Copy out the lines of the material exactly, beginning with its first line and continuing through the line that contains "category-label-europe: Europe <box>66".

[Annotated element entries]
• • • • • • •

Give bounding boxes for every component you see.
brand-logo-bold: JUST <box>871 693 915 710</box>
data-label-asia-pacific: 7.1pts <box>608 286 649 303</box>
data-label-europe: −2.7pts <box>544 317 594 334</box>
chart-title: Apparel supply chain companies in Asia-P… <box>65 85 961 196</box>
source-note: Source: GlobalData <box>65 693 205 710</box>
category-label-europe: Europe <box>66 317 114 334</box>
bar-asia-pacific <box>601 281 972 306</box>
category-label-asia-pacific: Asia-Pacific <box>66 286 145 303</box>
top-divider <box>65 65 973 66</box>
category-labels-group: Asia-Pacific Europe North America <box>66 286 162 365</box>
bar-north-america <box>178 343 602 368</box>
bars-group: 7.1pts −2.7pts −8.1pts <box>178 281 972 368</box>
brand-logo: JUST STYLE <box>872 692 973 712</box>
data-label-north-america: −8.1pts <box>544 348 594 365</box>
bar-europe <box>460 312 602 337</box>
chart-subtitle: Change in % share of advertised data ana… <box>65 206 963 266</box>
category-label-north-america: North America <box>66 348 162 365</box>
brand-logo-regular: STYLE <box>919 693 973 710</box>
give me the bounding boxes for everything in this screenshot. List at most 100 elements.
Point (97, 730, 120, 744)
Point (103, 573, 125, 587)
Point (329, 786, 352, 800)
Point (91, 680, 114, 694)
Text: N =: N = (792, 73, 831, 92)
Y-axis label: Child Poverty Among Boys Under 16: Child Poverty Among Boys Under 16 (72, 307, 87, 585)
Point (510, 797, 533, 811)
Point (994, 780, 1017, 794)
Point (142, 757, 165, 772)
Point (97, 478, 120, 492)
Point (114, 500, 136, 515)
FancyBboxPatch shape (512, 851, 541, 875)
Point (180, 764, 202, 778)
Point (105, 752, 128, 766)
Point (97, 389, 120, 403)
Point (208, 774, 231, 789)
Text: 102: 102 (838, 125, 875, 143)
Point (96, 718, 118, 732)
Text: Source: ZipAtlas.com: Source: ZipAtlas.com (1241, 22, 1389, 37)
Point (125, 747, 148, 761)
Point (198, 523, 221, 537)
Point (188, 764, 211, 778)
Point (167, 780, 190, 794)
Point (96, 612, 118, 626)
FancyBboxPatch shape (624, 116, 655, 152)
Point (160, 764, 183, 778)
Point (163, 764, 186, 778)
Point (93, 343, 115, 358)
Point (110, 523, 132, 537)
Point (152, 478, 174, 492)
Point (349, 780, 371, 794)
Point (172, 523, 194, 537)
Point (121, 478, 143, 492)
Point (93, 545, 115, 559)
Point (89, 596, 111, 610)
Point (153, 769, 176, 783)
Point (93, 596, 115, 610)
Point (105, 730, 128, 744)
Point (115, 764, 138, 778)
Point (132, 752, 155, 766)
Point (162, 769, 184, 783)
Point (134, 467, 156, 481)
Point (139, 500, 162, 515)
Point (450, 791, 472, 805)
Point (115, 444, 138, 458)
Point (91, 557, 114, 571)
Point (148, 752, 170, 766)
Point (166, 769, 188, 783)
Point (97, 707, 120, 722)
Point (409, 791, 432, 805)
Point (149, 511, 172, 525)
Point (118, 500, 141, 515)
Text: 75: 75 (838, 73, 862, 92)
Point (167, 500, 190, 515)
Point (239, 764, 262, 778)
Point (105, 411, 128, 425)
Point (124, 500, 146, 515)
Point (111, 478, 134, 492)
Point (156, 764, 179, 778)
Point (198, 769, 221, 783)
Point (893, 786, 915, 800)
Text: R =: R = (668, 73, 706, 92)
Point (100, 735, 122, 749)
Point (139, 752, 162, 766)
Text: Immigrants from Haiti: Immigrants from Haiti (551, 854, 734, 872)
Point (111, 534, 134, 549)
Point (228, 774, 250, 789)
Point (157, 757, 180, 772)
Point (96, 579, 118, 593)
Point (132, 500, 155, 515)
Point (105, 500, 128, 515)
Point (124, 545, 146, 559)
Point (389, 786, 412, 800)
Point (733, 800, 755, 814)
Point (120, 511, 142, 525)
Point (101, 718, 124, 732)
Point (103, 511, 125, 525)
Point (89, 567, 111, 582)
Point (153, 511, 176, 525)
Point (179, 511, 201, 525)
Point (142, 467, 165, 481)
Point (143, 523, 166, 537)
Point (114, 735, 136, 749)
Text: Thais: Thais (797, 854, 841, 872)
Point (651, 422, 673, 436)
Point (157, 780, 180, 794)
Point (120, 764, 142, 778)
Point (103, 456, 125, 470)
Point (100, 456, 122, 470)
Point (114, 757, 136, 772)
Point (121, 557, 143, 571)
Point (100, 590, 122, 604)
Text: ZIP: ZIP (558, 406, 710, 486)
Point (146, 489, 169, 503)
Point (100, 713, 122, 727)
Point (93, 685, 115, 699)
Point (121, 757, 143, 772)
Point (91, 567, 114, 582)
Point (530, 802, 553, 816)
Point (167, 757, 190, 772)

• • • • • • •

EXPECTED ANSWER:
Give bounding boxes for every component you see.
brand-logo-bold: JUST <box>871 693 915 710</box>
data-label-asia-pacific: 7.1pts <box>608 286 649 303</box>
data-label-europe: −2.7pts <box>544 317 594 334</box>
chart-title: Apparel supply chain companies in Asia-P… <box>65 85 961 196</box>
source-note: Source: GlobalData <box>65 693 205 710</box>
category-label-europe: Europe <box>66 317 114 334</box>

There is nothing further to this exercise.